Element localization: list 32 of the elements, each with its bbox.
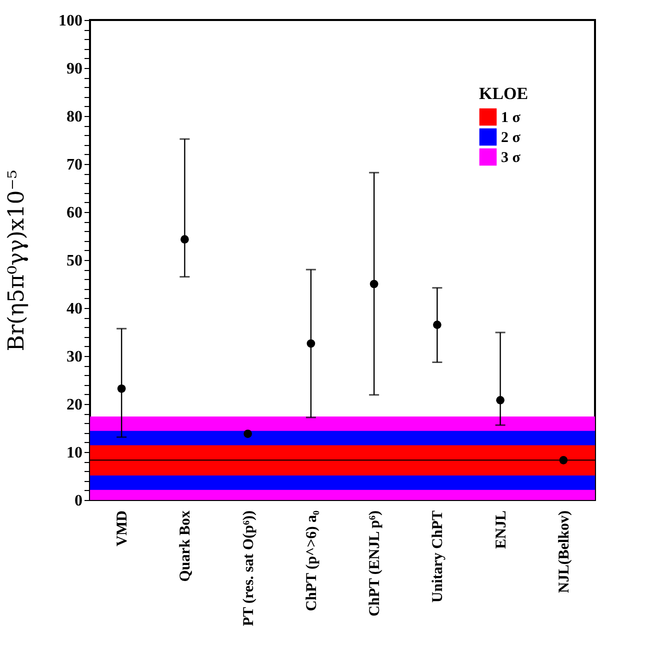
x-tick-label: ChPT (ENJL p⁶) — [367, 510, 384, 616]
point — [244, 430, 252, 438]
point — [306, 339, 316, 348]
x-tick-label: NJL(Belkov) — [556, 510, 572, 593]
y-tick-label: 30 — [66, 348, 82, 366]
y-tick-label: 20 — [66, 396, 82, 414]
point — [370, 280, 378, 288]
point — [433, 320, 442, 329]
x-tick-label: ENJL — [493, 510, 510, 549]
y-tick-label: 60 — [66, 204, 82, 222]
legend-title: KLOE — [479, 84, 528, 103]
x-tick-label: Unitary ChPT — [430, 510, 446, 603]
x-tick-label: Quark Box — [178, 510, 194, 582]
x-tick-label: VMD — [114, 510, 131, 546]
y-tick-label: 0 — [74, 492, 82, 510]
x-tick-label: PT (res. sat O(p⁶)) — [240, 510, 257, 626]
y-tick-label: 10 — [66, 444, 82, 462]
y-tick-label: 70 — [66, 156, 82, 174]
y-tick-label: 90 — [66, 60, 82, 78]
point — [496, 396, 504, 404]
legend-label: 1 σ — [501, 110, 522, 126]
y-tick-label: 50 — [66, 252, 82, 270]
y-axis-title: Br(η5π⁰γγ)x10⁻⁵ — [4, 170, 30, 352]
point — [117, 384, 126, 393]
point — [559, 456, 568, 464]
point — [180, 235, 189, 244]
y-tick-label: 80 — [66, 108, 82, 126]
x-tick-label: ChPT (p^>6) a₀ — [304, 510, 320, 612]
legend-label: 2 σ — [501, 130, 522, 146]
legend-label: 3 σ — [501, 150, 522, 166]
y-tick-label: 40 — [66, 300, 82, 318]
y-tick-label: 100 — [58, 12, 82, 30]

◆ TO BE DONE
Please convert every line of the listing above into a JSON list of strings, one string per line, skipping blank lines and leaving out the picture.

◆ EXERCISE ANSWER
[
  "Element localization: list 32 of the elements, each with its bbox.",
  "x-tick-label: ChPT (ENJL p⁶) — [367, 510, 384, 616]",
  "point — [244, 430, 252, 438]",
  "point — [306, 339, 316, 348]",
  "x-tick-label: NJL(Belkov) — [556, 510, 572, 593]",
  "y-tick-label: 30 — [66, 348, 82, 366]",
  "y-tick-label: 20 — [66, 396, 82, 414]",
  "point — [370, 280, 378, 288]",
  "point — [433, 320, 442, 329]",
  "x-tick-label: ENJL — [493, 510, 510, 549]",
  "y-tick-label: 60 — [66, 204, 82, 222]",
  "legend-title: KLOE — [479, 84, 528, 103]",
  "x-tick-label: Unitary ChPT — [430, 510, 446, 603]",
  "x-tick-label: Quark Box — [178, 510, 194, 582]",
  "x-tick-label: VMD — [114, 510, 131, 546]",
  "y-tick-label: 0 — [74, 492, 82, 510]",
  "x-tick-label: PT (res. sat O(p⁶)) — [240, 510, 257, 626]",
  "y-tick-label: 10 — [66, 444, 82, 462]",
  "y-tick-label: 70 — [66, 156, 82, 174]",
  "y-tick-label: 90 — [66, 60, 82, 78]",
  "point — [496, 396, 504, 404]",
  "legend-label: 1 σ — [501, 110, 522, 126]",
  "y-tick-label: 50 — [66, 252, 82, 270]",
  "y-axis-title: Br(η5π⁰γγ)x10⁻⁵ — [4, 170, 30, 352]",
  "point — [117, 384, 126, 393]",
  "point — [559, 456, 568, 464]",
  "point — [180, 235, 189, 244]",
  "y-tick-label: 80 — [66, 108, 82, 126]",
  "x-tick-label: ChPT (p^>6) a₀ — [304, 510, 320, 612]",
  "legend-label: 2 σ — [501, 130, 522, 146]",
  "legend-label: 3 σ — [501, 150, 522, 166]",
  "y-tick-label: 40 — [66, 300, 82, 318]",
  "y-tick-label: 100 — [58, 12, 82, 30]"
]